**Objective:** Without the pictures, set down the records below word for word.

**Given records:**
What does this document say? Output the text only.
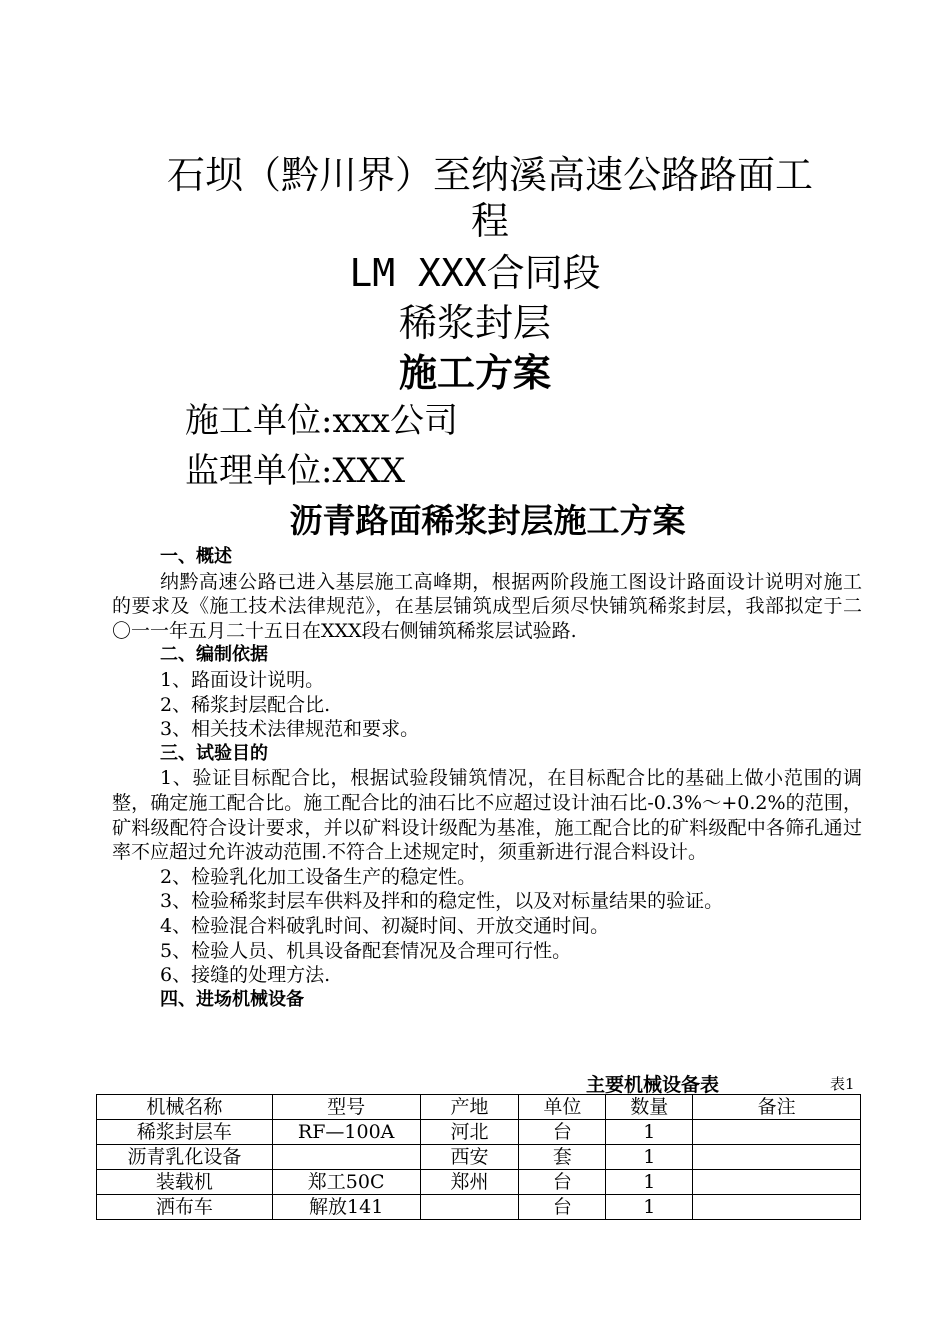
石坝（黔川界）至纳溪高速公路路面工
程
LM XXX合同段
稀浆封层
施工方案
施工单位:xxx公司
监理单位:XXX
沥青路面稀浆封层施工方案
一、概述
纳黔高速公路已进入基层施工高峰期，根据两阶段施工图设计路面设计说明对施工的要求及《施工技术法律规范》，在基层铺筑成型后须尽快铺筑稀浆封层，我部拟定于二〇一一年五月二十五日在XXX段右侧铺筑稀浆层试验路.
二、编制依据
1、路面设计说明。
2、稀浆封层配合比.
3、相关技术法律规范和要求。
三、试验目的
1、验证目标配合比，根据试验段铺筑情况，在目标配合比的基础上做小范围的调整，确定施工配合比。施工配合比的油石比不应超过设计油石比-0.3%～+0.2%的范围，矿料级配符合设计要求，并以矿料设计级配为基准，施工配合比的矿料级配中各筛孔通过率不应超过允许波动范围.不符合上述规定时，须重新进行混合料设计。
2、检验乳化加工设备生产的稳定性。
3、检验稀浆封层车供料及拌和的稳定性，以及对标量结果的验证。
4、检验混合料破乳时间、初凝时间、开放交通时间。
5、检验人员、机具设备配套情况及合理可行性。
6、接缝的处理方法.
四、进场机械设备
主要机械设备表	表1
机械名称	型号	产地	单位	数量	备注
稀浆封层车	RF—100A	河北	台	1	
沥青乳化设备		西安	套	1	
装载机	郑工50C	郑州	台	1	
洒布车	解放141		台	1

**Answer to the task:**
What does this document say? Output the text only.
石坝（黔川界）至纳溪高速公路路面工
程
LM XXX合同段
稀浆封层
施工方案
施工单位:xxx公司
监理单位:XXX
沥青路面稀浆封层施工方案
一、概述
纳黔高速公路已进入基层施工高峰期，根据两阶段施工图设计路面设计说明对施工的要求及《施工技术法律规范》，在基层铺筑成型后须尽快铺筑稀浆封层，我部拟定于二〇一一年五月二十五日在XXX段右侧铺筑稀浆层试验路.
二、编制依据
1、路面设计说明。
2、稀浆封层配合比.
3、相关技术法律规范和要求。
三、试验目的
1、验证目标配合比，根据试验段铺筑情况，在目标配合比的基础上做小范围的调整，确定施工配合比。施工配合比的油石比不应超过设计油石比-0.3%～+0.2%的范围，矿料级配符合设计要求，并以矿料设计级配为基准，施工配合比的矿料级配中各筛孔通过率不应超过允许波动范围.不符合上述规定时，须重新进行混合料设计。
2、检验乳化加工设备生产的稳定性。
3、检验稀浆封层车供料及拌和的稳定性，以及对标量结果的验证。
4、检验混合料破乳时间、初凝时间、开放交通时间。
5、检验人员、机具设备配套情况及合理可行性。
6、接缝的处理方法.
四、进场机械设备
主要机械设备表	表1
机械名称	型号	产地	单位	数量	备注
稀浆封层车	RF—100A	河北	台	1	
沥青乳化设备		西安	套	1	
装载机	郑工50C	郑州	台	1	
洒布车	解放141		台	1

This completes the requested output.